◆ **Exercise goal**: In the records below, find each line containing the word "JSON" and copy it.
——
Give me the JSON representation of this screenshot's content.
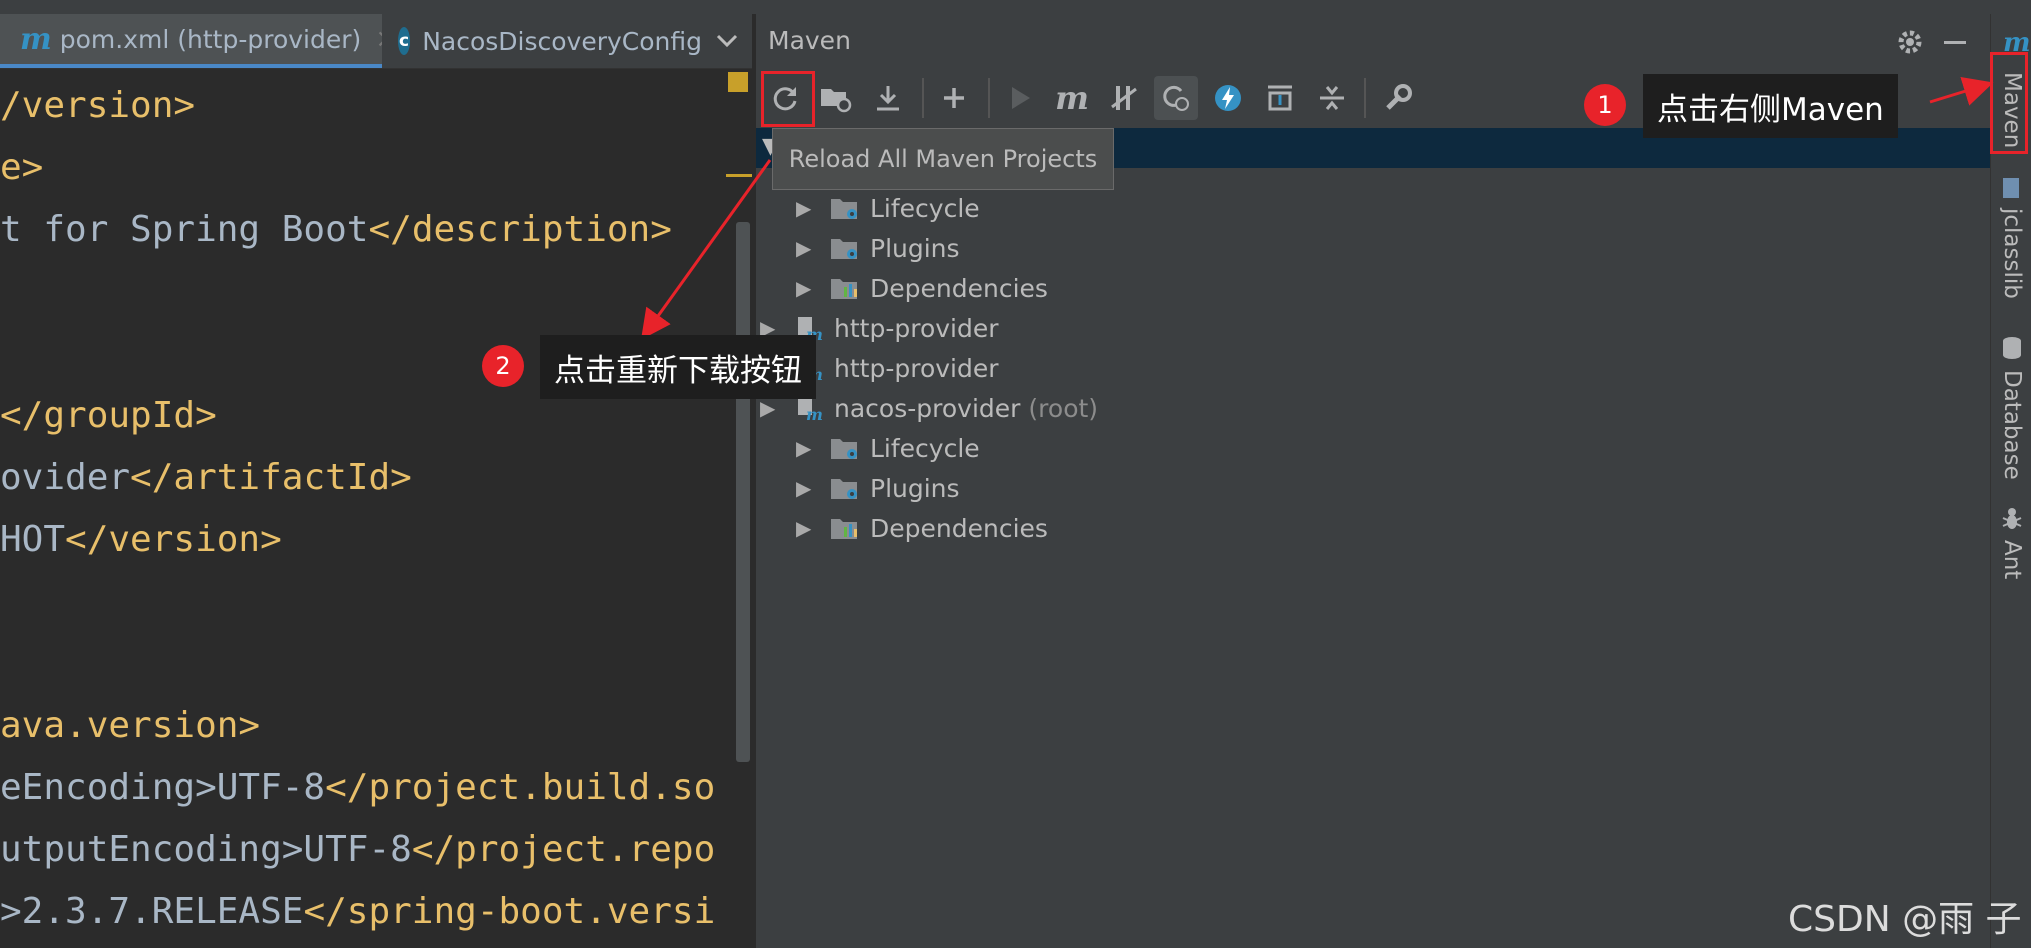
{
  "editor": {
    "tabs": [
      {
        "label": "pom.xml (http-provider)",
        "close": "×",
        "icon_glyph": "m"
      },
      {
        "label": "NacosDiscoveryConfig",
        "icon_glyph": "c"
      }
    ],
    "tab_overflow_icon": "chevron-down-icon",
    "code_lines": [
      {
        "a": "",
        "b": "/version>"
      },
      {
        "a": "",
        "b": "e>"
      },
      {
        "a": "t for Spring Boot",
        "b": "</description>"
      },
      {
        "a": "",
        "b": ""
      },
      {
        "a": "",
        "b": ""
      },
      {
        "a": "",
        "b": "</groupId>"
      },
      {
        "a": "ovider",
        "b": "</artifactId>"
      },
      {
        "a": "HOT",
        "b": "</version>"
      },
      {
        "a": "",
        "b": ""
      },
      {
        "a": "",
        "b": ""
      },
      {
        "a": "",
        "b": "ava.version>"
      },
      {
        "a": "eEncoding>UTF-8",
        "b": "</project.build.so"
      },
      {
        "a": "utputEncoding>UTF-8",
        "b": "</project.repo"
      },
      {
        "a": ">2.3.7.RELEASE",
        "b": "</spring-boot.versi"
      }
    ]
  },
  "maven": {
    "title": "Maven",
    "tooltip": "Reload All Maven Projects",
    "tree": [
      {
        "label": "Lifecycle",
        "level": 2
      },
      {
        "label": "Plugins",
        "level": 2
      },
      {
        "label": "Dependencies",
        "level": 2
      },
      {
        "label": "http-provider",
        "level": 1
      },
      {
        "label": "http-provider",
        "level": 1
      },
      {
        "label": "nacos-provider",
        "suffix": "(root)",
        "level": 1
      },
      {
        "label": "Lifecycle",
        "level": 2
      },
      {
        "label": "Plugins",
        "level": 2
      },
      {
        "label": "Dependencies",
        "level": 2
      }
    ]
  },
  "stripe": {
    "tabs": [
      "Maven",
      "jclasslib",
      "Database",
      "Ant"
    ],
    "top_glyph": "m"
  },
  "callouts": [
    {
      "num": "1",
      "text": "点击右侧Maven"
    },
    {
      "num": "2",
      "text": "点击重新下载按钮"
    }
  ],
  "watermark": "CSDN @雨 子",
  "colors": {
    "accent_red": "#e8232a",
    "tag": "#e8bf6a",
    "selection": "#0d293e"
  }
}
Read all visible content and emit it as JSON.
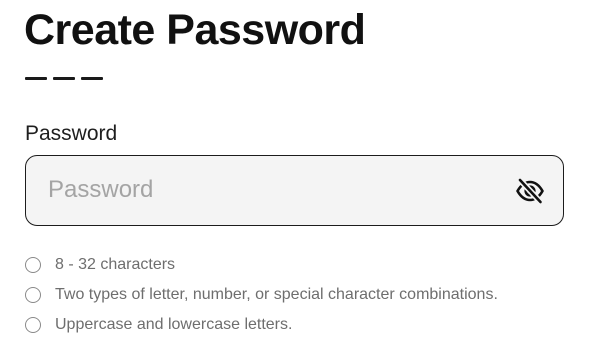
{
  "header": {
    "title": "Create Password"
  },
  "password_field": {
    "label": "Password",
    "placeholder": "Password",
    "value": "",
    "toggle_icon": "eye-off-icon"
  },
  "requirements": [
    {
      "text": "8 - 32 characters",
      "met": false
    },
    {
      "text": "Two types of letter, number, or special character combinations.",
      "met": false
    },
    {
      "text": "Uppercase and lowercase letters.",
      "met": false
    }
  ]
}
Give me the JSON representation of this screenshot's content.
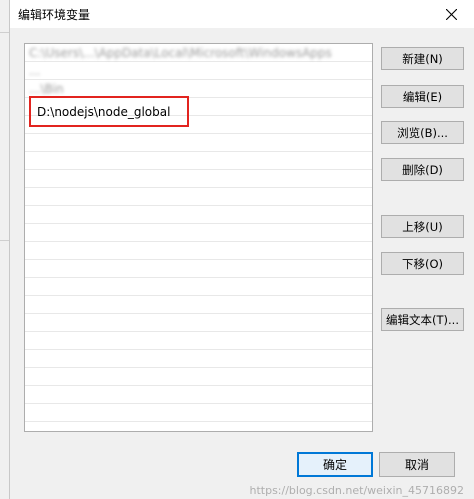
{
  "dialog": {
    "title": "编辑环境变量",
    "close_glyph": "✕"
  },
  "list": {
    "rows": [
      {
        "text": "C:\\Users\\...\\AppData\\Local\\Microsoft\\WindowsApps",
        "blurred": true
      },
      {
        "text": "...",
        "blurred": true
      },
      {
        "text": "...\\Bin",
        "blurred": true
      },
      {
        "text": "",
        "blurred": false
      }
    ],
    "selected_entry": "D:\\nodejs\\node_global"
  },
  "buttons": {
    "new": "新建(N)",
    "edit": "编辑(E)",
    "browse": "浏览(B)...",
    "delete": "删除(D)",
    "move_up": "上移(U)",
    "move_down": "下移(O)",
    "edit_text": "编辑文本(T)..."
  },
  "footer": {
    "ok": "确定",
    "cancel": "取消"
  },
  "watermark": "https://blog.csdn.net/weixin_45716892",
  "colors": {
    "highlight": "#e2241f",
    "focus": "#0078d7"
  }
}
——
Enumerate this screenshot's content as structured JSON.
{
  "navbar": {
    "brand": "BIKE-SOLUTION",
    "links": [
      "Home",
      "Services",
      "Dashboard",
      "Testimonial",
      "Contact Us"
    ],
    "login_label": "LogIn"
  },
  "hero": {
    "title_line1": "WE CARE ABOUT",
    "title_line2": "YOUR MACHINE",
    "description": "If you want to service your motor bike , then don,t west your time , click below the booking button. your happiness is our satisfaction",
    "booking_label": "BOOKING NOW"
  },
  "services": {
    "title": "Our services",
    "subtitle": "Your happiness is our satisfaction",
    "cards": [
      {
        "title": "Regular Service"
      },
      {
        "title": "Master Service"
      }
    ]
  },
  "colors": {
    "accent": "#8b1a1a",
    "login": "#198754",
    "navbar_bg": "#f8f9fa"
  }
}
——
◆ **Response to this task**:
Give me the JSON representation of this screenshot's content.
Read all visible content and emit it as JSON.
Give me the JSON representation of this screenshot's content.
Enumerate this screenshot's content as structured JSON.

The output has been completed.